• Source data:
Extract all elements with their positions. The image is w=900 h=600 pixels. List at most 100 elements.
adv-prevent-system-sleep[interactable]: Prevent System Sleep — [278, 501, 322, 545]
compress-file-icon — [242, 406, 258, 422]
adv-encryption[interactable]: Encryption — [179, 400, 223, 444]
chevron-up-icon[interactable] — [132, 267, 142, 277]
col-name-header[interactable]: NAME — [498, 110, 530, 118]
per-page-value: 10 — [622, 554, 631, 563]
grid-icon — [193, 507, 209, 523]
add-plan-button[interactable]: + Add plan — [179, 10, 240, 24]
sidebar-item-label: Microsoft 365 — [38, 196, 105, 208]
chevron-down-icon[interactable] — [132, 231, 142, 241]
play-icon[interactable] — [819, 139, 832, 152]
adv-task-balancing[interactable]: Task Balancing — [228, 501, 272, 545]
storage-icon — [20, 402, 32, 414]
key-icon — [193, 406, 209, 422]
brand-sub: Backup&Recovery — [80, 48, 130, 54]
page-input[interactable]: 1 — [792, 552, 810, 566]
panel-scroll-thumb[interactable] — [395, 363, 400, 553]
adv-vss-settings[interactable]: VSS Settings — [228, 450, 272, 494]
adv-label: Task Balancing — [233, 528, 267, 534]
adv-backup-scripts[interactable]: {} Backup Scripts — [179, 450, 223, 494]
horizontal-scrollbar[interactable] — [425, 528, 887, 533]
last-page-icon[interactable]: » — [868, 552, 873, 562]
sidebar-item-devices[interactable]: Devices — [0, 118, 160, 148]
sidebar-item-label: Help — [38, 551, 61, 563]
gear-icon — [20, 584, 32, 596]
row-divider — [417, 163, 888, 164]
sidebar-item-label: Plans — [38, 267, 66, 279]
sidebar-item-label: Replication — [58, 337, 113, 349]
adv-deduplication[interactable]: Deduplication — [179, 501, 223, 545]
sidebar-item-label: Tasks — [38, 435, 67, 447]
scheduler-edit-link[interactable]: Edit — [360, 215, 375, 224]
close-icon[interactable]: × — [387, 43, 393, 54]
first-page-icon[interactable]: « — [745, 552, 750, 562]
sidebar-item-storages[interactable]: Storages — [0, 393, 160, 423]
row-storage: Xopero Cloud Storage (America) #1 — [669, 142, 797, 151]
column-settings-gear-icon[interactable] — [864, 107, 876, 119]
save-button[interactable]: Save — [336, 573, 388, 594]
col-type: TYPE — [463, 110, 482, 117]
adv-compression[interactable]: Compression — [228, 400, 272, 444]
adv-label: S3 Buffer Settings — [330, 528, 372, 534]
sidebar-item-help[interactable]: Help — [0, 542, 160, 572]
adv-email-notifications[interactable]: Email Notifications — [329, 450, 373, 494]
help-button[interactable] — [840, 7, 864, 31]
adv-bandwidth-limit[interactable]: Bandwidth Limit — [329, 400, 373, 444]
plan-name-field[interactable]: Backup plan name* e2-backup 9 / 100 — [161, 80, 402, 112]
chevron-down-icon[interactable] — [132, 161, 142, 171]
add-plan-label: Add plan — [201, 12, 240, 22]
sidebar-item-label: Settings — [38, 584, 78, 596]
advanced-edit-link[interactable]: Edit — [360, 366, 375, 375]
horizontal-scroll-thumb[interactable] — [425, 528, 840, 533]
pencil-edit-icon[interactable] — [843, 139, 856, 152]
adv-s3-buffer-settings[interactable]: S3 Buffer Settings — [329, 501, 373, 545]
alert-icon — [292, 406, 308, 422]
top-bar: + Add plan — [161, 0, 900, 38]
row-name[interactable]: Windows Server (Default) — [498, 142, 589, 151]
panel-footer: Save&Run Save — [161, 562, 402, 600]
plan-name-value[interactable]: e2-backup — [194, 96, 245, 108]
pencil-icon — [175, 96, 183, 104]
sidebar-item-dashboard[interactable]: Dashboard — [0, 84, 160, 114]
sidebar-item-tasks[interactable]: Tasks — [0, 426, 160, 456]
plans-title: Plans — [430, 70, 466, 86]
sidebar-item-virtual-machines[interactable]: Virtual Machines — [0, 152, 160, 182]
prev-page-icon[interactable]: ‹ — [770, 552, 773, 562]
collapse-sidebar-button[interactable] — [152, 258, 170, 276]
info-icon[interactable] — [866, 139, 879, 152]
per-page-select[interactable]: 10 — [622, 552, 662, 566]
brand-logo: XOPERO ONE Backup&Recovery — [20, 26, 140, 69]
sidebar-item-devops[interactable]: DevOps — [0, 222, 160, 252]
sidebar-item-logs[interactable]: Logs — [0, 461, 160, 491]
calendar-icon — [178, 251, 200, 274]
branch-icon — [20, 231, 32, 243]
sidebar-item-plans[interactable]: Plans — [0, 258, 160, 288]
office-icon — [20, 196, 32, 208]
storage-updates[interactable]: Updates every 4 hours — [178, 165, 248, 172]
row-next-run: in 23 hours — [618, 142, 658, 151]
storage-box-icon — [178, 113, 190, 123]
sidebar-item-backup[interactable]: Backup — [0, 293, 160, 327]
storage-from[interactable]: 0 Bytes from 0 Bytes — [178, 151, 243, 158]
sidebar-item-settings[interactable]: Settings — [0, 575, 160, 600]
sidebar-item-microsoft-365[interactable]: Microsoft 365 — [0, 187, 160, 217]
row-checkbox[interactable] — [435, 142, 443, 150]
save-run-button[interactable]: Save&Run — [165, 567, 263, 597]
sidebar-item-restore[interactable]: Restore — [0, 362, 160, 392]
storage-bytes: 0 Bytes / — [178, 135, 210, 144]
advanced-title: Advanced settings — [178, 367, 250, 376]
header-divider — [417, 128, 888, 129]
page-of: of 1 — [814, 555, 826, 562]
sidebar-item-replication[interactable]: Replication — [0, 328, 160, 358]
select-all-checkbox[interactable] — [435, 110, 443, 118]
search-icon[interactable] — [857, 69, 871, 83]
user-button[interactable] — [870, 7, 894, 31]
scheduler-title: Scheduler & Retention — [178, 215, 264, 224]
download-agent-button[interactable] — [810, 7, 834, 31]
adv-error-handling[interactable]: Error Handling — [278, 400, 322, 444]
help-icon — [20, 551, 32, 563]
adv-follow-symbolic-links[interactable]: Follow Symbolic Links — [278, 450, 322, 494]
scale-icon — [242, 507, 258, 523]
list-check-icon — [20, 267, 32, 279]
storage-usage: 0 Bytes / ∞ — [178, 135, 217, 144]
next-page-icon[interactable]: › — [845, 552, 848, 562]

• The exercise: Print the listing above unchanged, starting at its first line and stopping after the line that contains "save-button[interactable]: Save —".

• Worked solution:
Extract all elements with their positions. The image is w=900 h=600 pixels. List at most 100 elements.
adv-prevent-system-sleep[interactable]: Prevent System Sleep — [278, 501, 322, 545]
compress-file-icon — [242, 406, 258, 422]
adv-encryption[interactable]: Encryption — [179, 400, 223, 444]
chevron-up-icon[interactable] — [132, 267, 142, 277]
col-name-header[interactable]: NAME — [498, 110, 530, 118]
per-page-value: 10 — [622, 554, 631, 563]
grid-icon — [193, 507, 209, 523]
add-plan-button[interactable]: + Add plan — [179, 10, 240, 24]
sidebar-item-label: Microsoft 365 — [38, 196, 105, 208]
chevron-down-icon[interactable] — [132, 231, 142, 241]
play-icon[interactable] — [819, 139, 832, 152]
adv-task-balancing[interactable]: Task Balancing — [228, 501, 272, 545]
storage-icon — [20, 402, 32, 414]
key-icon — [193, 406, 209, 422]
brand-sub: Backup&Recovery — [80, 48, 130, 54]
page-input[interactable]: 1 — [792, 552, 810, 566]
panel-scroll-thumb[interactable] — [395, 363, 400, 553]
adv-vss-settings[interactable]: VSS Settings — [228, 450, 272, 494]
adv-label: Task Balancing — [233, 528, 267, 534]
adv-backup-scripts[interactable]: {} Backup Scripts — [179, 450, 223, 494]
horizontal-scrollbar[interactable] — [425, 528, 887, 533]
last-page-icon[interactable]: » — [868, 552, 873, 562]
sidebar-item-devices[interactable]: Devices — [0, 118, 160, 148]
sidebar-item-label: Help — [38, 551, 61, 563]
gear-icon — [20, 584, 32, 596]
row-divider — [417, 163, 888, 164]
sidebar-item-label: Plans — [38, 267, 66, 279]
sidebar-item-label: Replication — [58, 337, 113, 349]
adv-deduplication[interactable]: Deduplication — [179, 501, 223, 545]
sidebar-item-label: Tasks — [38, 435, 67, 447]
scheduler-edit-link[interactable]: Edit — [360, 215, 375, 224]
close-icon[interactable]: × — [387, 43, 393, 54]
first-page-icon[interactable]: « — [745, 552, 750, 562]
sidebar-item-storages[interactable]: Storages — [0, 393, 160, 423]
row-storage: Xopero Cloud Storage (America) #1 — [669, 142, 797, 151]
column-settings-gear-icon[interactable] — [864, 107, 876, 119]
save-button[interactable]: Save — [336, 573, 388, 594]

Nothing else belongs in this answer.